**Input records:**

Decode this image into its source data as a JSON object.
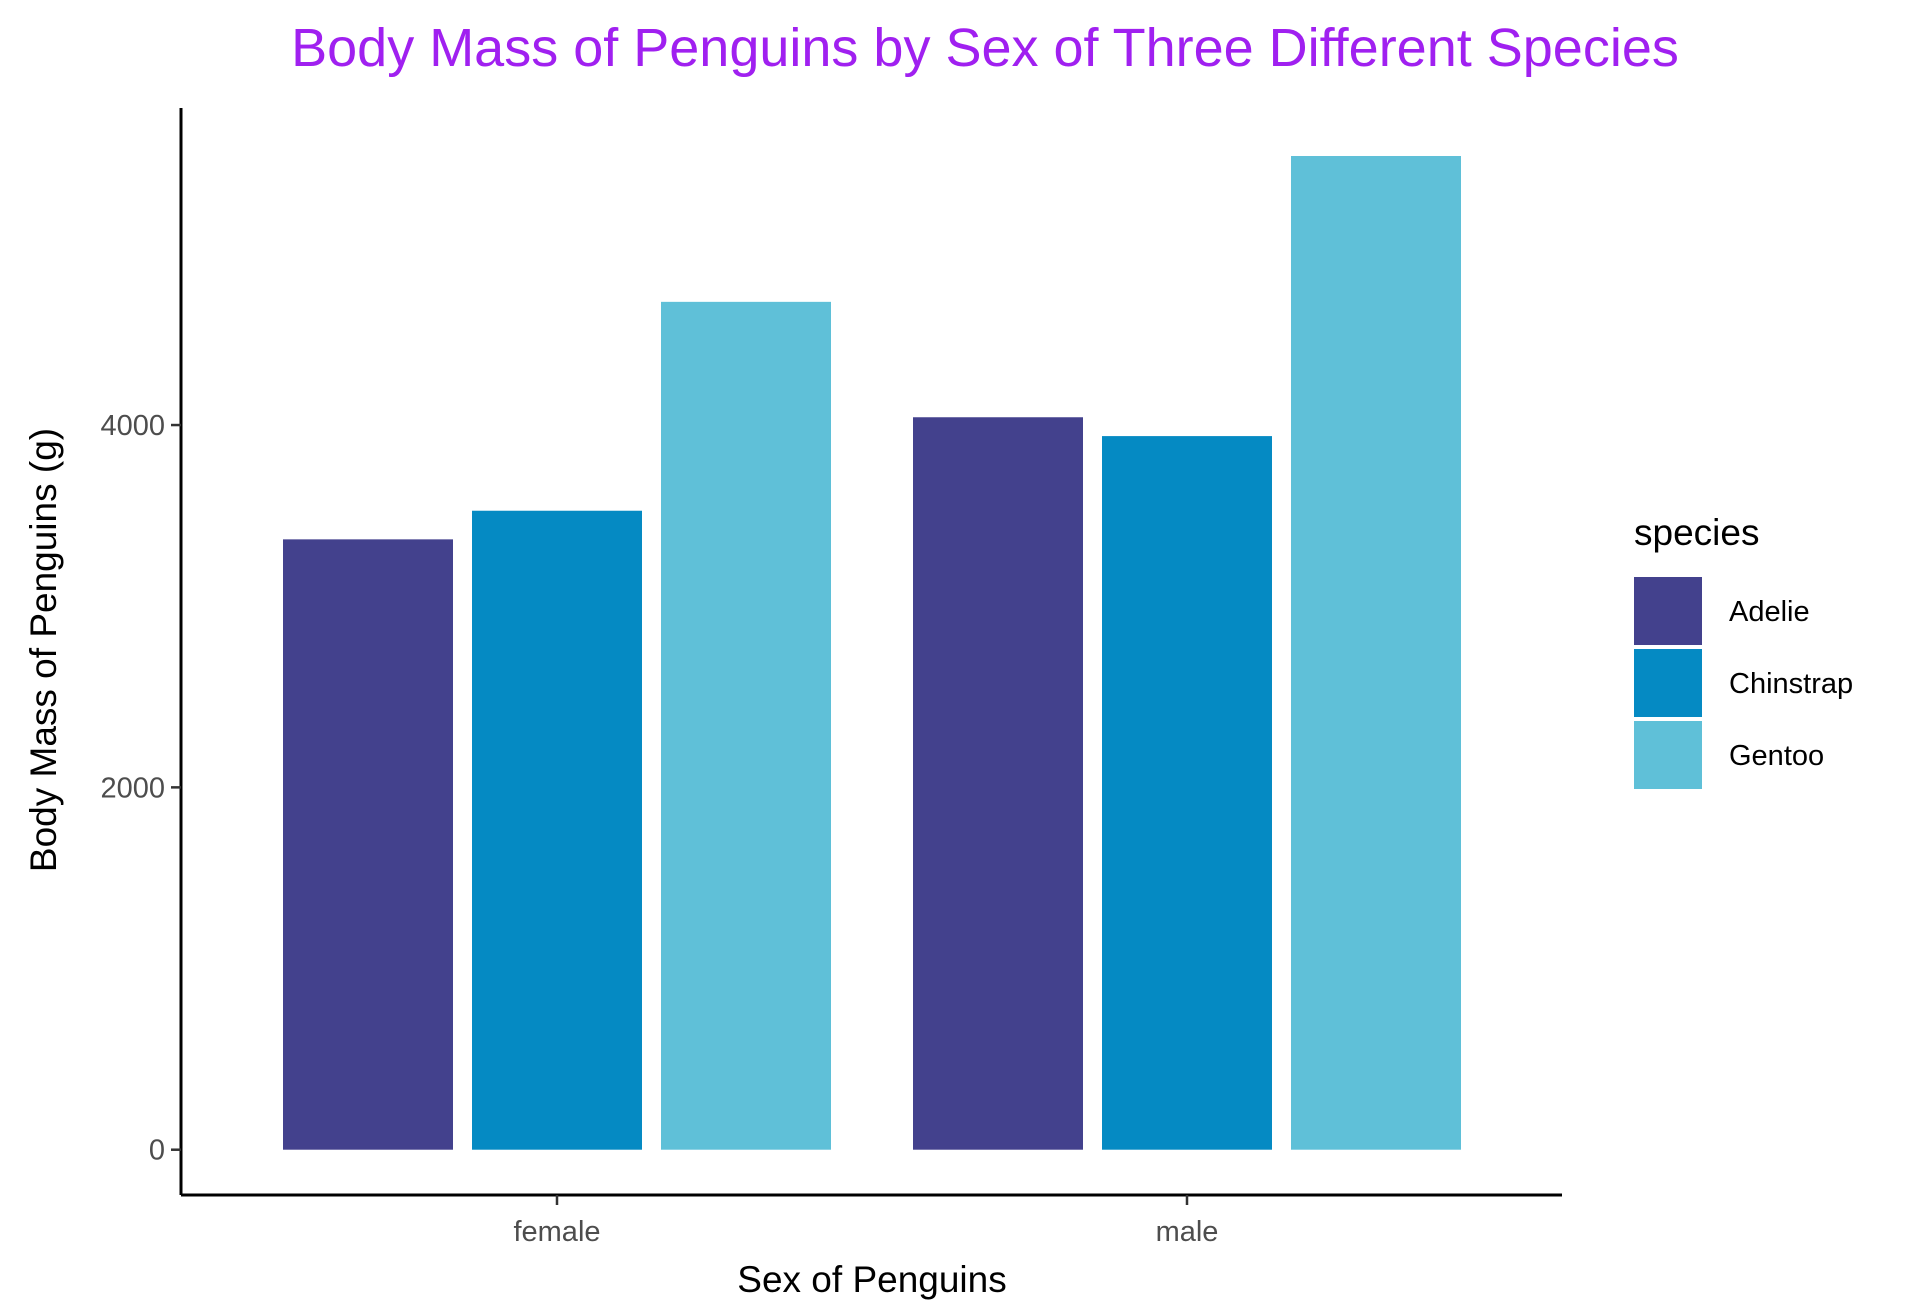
{
  "chart_data": {
    "type": "bar",
    "title": "Body Mass of Penguins by Sex of Three Different Species",
    "xlabel": "Sex of Penguins",
    "ylabel": "Body Mass of Penguins (g)",
    "categories": [
      "female",
      "male"
    ],
    "series": [
      {
        "name": "Adelie",
        "values": [
          3369,
          4043
        ],
        "color": "#43418D"
      },
      {
        "name": "Chinstrap",
        "values": [
          3527,
          3939
        ],
        "color": "#058AC3"
      },
      {
        "name": "Gentoo",
        "values": [
          4680,
          5485
        ],
        "color": "#5FC0D8"
      }
    ],
    "ylim": [
      -250,
      5750
    ],
    "yticks": [
      0,
      2000,
      4000
    ],
    "legend": {
      "title": "species",
      "position": "right"
    },
    "grid": false
  },
  "colors": {
    "title": "#A020F0",
    "axis": "#000000",
    "tick_text": "#4d4d4d"
  }
}
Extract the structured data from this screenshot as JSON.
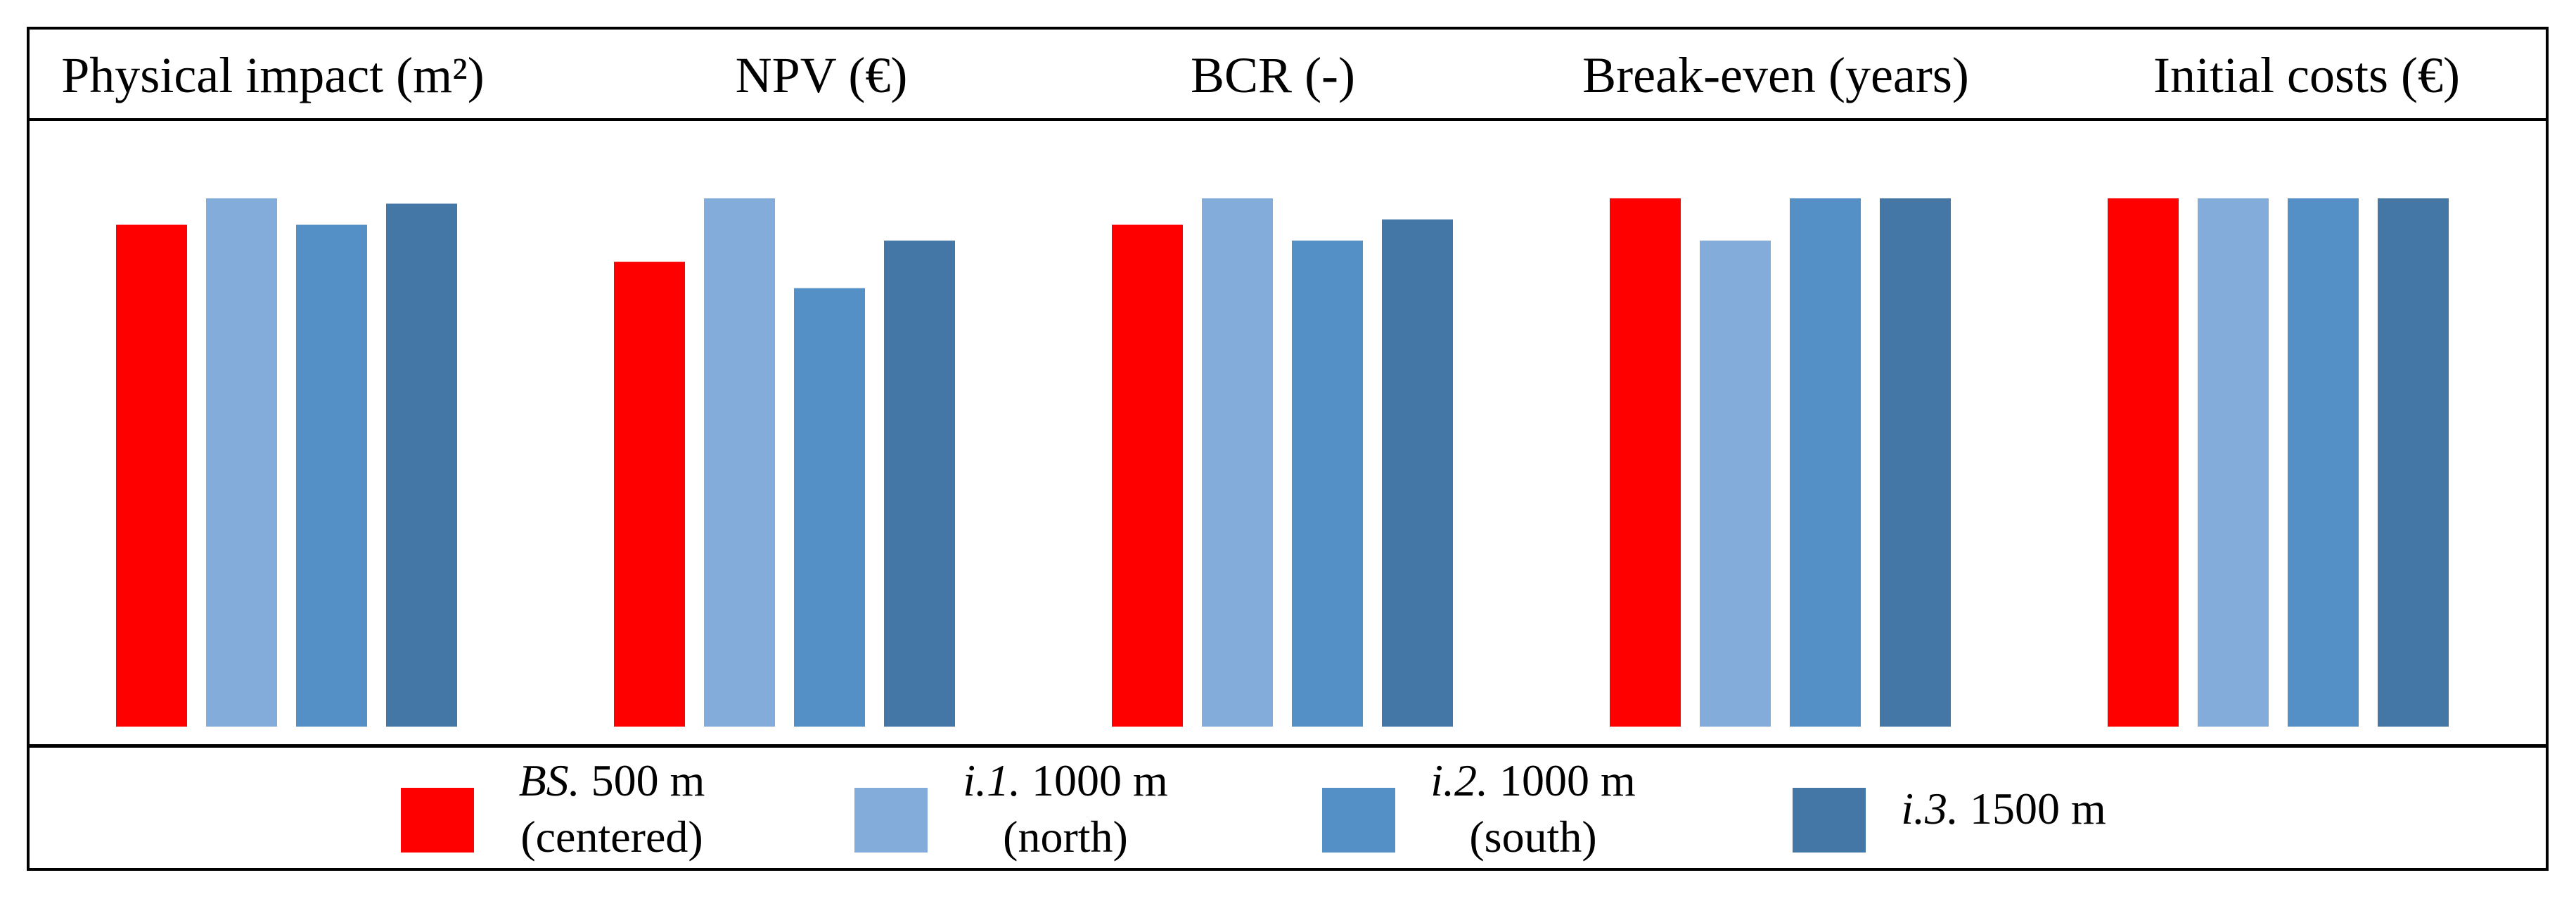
{
  "chart_data": {
    "type": "bar",
    "note": "Values are relative to the highest bar in each panel (max = 1.0); no y-axis is shown.",
    "panels": [
      {
        "title": "Physical impact (m²)",
        "values": [
          0.95,
          1.0,
          0.95,
          0.99
        ]
      },
      {
        "title": "NPV (€)",
        "values": [
          0.88,
          1.0,
          0.83,
          0.92
        ]
      },
      {
        "title": "BCR (-)",
        "values": [
          0.95,
          1.0,
          0.92,
          0.96
        ]
      },
      {
        "title": "Break-even (years)",
        "values": [
          1.0,
          0.92,
          1.0,
          1.0
        ]
      },
      {
        "title": "Initial costs (€)",
        "values": [
          1.0,
          1.0,
          1.0,
          1.0
        ]
      }
    ],
    "series": [
      {
        "name_italic": "BS.",
        "name_rest": " 500 m",
        "name_line2": "(centered)",
        "color": "#ff0000"
      },
      {
        "name_italic": "i.1.",
        "name_rest": " 1000 m",
        "name_line2": "(north)",
        "color": "#84acda"
      },
      {
        "name_italic": "i.2.",
        "name_rest": " 1000 m",
        "name_line2": "(south)",
        "color": "#5490c6"
      },
      {
        "name_italic": "i.3.",
        "name_rest": " 1500 m",
        "name_line2": "",
        "color": "#4577a6"
      }
    ],
    "ylim": [
      0,
      1
    ],
    "legend_position": "bottom"
  }
}
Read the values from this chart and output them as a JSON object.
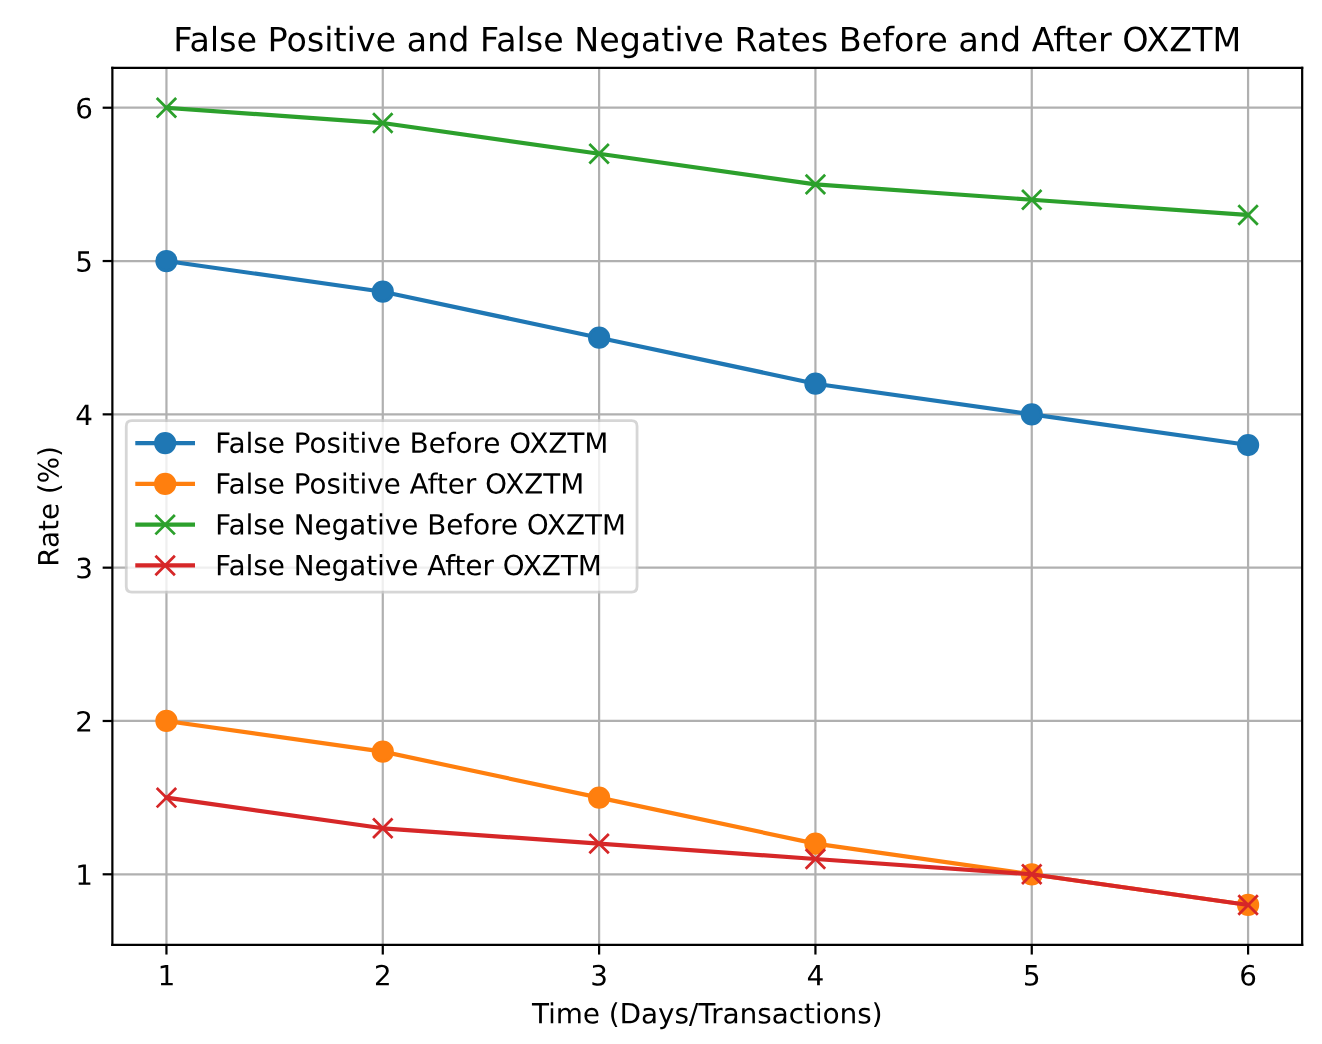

**Task to carry out:**
Strip out the pictures and quote the remaining data word for word.

**Solution for this exercise:**
Decode this image into its source data as a JSON object.
{
  "chart_data": {
    "type": "bar",
    "title": "Body Mass of Penguins by Sex of Three Different Species",
    "xlabel": "Sex of Penguins",
    "ylabel": "Body Mass of Penguins (g)",
    "categories": [
      "female",
      "male"
    ],
    "series": [
      {
        "name": "Adelie",
        "values": [
          3369,
          4043
        ],
        "color": "#43418D"
      },
      {
        "name": "Chinstrap",
        "values": [
          3527,
          3939
        ],
        "color": "#058AC3"
      },
      {
        "name": "Gentoo",
        "values": [
          4680,
          5485
        ],
        "color": "#5FC0D8"
      }
    ],
    "ylim": [
      -250,
      5750
    ],
    "yticks": [
      0,
      2000,
      4000
    ],
    "legend": {
      "title": "species",
      "position": "right"
    },
    "grid": false
  },
  "colors": {
    "title": "#A020F0",
    "axis": "#000000",
    "tick_text": "#4d4d4d"
  }
}
Extract the structured data from this screenshot as JSON.
{
  "chart_data": {
    "type": "bar",
    "note": "Values are relative to the highest bar in each panel (max = 1.0); no y-axis is shown.",
    "panels": [
      {
        "title": "Physical impact (m²)",
        "values": [
          0.95,
          1.0,
          0.95,
          0.99
        ]
      },
      {
        "title": "NPV (€)",
        "values": [
          0.88,
          1.0,
          0.83,
          0.92
        ]
      },
      {
        "title": "BCR (-)",
        "values": [
          0.95,
          1.0,
          0.92,
          0.96
        ]
      },
      {
        "title": "Break-even (years)",
        "values": [
          1.0,
          0.92,
          1.0,
          1.0
        ]
      },
      {
        "title": "Initial costs (€)",
        "values": [
          1.0,
          1.0,
          1.0,
          1.0
        ]
      }
    ],
    "series": [
      {
        "name_italic": "BS.",
        "name_rest": " 500 m",
        "name_line2": "(centered)",
        "color": "#ff0000"
      },
      {
        "name_italic": "i.1.",
        "name_rest": " 1000 m",
        "name_line2": "(north)",
        "color": "#84acda"
      },
      {
        "name_italic": "i.2.",
        "name_rest": " 1000 m",
        "name_line2": "(south)",
        "color": "#5490c6"
      },
      {
        "name_italic": "i.3.",
        "name_rest": " 1500 m",
        "name_line2": "",
        "color": "#4577a6"
      }
    ],
    "ylim": [
      0,
      1
    ],
    "legend_position": "bottom"
  }
}
Read the values from this chart and output them as a JSON object.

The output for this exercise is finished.